## [Source records]
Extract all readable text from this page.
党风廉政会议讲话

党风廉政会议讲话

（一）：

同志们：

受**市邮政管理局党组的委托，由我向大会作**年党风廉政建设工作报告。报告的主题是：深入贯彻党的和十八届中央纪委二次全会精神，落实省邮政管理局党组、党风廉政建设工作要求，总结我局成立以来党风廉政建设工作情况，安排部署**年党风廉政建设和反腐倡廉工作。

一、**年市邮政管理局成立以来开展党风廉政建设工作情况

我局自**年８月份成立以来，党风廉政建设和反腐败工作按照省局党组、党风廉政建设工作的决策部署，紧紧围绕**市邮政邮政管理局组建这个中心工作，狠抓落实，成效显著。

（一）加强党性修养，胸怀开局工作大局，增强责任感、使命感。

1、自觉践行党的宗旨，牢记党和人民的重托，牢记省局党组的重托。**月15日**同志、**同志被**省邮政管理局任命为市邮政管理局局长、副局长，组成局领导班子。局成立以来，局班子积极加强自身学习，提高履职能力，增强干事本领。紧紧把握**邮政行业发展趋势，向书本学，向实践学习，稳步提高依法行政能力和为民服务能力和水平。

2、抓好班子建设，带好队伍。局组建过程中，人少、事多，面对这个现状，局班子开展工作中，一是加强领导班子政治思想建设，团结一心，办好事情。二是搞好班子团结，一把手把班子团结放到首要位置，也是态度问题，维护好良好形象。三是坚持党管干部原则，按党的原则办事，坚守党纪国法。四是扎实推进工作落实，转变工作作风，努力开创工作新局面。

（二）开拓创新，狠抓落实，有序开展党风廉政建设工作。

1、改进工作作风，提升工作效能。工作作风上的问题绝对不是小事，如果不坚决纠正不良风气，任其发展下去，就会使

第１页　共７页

## [What is being asked]
Transcribe every entry exactly, omitting nothing.

## [Result of this exercise]
Extract all readable text from this page.
党风廉政会议讲话

党风廉政会议讲话

（一）：

同志们：

受**市邮政管理局党组的委托，由我向大会作**年党风廉政建设工作报告。报告的主题是：深入贯彻党的和十八届中央纪委二次全会精神，落实省邮政管理局党组、党风廉政建设工作要求，总结我局成立以来党风廉政建设工作情况，安排部署**年党风廉政建设和反腐倡廉工作。

一、**年市邮政管理局成立以来开展党风廉政建设工作情况

我局自**年８月份成立以来，党风廉政建设和反腐败工作按照省局党组、党风廉政建设工作的决策部署，紧紧围绕**市邮政邮政管理局组建这个中心工作，狠抓落实，成效显著。

（一）加强党性修养，胸怀开局工作大局，增强责任感、使命感。

1、自觉践行党的宗旨，牢记党和人民的重托，牢记省局党组的重托。**月15日**同志、**同志被**省邮政管理局任命为市邮政管理局局长、副局长，组成局领导班子。局成立以来，局班子积极加强自身学习，提高履职能力，增强干事本领。紧紧把握**邮政行业发展趋势，向书本学，向实践学习，稳步提高依法行政能力和为民服务能力和水平。

2、抓好班子建设，带好队伍。局组建过程中，人少、事多，面对这个现状，局班子开展工作中，一是加强领导班子政治思想建设，团结一心，办好事情。二是搞好班子团结，一把手把班子团结放到首要位置，也是态度问题，维护好良好形象。三是坚持党管干部原则，按党的原则办事，坚守党纪国法。四是扎实推进工作落实，转变工作作风，努力开创工作新局面。

（二）开拓创新，狠抓落实，有序开展党风廉政建设工作。

1、改进工作作风，提升工作效能。工作作风上的问题绝对不是小事，如果不坚决纠正不良风气，任其发展下去，就会使

第１页　共７页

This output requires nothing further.